• EXERCISE DETAILS: Return the number of lines holding "Bonds", with nothing added.

------ SOURCE MATERIAL ------

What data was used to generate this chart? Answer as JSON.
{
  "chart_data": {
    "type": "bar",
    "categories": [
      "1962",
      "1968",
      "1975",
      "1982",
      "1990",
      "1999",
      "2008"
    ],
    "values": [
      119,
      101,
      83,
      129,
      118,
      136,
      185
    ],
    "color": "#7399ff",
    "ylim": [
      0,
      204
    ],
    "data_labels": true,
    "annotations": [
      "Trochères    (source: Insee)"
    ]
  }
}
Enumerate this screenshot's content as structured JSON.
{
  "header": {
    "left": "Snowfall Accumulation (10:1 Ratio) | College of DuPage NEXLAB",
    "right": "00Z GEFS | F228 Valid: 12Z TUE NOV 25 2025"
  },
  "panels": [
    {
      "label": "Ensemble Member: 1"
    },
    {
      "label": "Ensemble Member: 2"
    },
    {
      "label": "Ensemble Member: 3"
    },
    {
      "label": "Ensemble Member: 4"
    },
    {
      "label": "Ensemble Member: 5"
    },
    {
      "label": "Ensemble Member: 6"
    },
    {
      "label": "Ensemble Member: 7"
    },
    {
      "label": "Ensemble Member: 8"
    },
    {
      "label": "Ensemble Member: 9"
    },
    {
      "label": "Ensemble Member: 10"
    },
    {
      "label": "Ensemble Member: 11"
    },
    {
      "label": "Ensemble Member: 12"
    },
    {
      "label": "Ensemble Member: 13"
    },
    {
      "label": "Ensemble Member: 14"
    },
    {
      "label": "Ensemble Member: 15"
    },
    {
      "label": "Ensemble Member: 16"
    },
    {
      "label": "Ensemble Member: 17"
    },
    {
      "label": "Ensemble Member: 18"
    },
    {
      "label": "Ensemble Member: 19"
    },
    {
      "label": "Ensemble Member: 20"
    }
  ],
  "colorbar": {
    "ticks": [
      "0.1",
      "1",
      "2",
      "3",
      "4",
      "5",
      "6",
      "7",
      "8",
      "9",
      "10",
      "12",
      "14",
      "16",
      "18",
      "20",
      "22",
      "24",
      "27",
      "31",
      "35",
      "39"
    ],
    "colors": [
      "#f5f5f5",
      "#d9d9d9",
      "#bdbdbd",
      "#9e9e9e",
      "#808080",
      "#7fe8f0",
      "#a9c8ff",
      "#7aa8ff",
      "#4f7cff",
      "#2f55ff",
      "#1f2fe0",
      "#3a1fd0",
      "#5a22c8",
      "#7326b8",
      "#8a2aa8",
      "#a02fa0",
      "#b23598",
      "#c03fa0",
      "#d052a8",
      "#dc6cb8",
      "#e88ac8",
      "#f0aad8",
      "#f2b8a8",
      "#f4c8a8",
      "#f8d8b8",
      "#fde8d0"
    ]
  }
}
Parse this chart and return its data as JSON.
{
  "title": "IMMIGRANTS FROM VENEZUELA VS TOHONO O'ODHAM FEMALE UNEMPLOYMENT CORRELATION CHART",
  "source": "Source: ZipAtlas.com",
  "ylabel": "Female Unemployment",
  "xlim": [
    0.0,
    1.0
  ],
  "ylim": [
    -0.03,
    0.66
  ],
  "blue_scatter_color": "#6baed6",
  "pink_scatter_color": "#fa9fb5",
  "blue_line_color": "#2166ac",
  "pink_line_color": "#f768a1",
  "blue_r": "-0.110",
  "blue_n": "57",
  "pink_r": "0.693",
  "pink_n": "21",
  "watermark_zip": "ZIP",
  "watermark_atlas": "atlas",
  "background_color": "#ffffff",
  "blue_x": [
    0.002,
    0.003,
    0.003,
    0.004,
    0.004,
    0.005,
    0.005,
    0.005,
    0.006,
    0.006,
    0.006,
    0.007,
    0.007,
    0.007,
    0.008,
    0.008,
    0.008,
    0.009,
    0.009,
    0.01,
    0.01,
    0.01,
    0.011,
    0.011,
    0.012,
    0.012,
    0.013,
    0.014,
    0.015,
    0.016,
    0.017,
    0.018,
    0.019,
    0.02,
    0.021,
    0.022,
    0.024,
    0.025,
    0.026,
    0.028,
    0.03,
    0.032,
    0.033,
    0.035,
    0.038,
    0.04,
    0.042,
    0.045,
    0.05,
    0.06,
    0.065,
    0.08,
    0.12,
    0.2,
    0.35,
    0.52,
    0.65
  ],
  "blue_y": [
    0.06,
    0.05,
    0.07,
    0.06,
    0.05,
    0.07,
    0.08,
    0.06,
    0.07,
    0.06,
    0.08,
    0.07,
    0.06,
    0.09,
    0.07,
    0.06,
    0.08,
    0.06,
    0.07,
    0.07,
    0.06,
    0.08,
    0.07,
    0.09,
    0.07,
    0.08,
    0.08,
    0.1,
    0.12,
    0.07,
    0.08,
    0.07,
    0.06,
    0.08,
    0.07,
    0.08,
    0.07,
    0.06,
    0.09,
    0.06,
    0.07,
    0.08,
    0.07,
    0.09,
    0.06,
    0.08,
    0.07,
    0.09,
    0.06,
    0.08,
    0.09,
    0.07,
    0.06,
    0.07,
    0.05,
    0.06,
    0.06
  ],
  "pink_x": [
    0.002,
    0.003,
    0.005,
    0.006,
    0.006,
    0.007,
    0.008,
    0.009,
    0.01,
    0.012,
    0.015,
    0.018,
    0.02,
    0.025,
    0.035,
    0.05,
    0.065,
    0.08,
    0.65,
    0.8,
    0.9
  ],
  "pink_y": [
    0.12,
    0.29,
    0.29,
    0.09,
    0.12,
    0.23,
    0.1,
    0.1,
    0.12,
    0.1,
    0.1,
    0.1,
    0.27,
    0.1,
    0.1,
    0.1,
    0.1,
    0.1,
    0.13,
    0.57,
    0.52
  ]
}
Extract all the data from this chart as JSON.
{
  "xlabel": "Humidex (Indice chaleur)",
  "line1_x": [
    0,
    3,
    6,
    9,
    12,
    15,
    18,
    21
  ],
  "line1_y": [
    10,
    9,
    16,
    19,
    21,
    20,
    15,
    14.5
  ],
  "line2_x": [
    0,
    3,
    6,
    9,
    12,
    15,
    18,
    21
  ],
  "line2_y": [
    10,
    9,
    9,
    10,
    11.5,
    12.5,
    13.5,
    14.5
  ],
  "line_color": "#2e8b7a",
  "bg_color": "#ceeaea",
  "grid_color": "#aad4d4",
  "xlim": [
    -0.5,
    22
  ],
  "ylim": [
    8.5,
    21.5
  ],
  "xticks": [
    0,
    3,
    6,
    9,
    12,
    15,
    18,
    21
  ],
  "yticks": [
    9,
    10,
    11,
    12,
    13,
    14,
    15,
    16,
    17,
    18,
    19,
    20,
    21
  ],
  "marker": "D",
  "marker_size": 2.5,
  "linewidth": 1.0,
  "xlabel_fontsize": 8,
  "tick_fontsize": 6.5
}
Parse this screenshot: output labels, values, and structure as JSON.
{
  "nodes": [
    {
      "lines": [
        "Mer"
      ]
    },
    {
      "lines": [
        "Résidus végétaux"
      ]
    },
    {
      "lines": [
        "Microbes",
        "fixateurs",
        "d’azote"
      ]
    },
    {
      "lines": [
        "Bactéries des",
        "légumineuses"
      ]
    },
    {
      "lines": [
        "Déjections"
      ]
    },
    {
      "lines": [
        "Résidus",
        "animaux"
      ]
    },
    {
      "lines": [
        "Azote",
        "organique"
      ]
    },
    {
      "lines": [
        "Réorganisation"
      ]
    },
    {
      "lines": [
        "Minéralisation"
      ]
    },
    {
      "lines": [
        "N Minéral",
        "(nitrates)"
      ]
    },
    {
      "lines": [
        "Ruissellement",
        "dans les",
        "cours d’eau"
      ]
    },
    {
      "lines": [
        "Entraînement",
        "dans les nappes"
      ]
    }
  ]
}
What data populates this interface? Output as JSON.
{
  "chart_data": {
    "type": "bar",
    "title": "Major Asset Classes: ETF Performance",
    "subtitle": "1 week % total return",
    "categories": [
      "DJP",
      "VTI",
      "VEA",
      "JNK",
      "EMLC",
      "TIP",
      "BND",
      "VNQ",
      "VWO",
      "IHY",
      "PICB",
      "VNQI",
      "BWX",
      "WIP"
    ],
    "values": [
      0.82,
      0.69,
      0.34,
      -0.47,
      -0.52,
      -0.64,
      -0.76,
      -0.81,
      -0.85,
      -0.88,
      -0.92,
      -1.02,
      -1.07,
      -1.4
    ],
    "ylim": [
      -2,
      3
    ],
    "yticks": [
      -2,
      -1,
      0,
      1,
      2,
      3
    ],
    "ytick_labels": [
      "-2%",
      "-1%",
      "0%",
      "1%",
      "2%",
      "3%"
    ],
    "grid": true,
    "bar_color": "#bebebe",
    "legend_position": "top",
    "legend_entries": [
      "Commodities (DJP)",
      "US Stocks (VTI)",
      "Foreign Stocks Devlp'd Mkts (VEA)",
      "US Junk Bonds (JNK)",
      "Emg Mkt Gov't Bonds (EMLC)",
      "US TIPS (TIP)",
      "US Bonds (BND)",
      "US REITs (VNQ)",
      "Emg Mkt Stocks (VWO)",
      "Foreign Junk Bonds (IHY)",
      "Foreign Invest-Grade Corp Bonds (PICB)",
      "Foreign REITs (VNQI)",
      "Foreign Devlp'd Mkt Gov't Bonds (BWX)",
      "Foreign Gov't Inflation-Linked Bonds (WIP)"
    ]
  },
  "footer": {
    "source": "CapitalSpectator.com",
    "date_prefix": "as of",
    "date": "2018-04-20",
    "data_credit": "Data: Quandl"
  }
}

------

• SOLUTION TO THIS PROBLEM: 7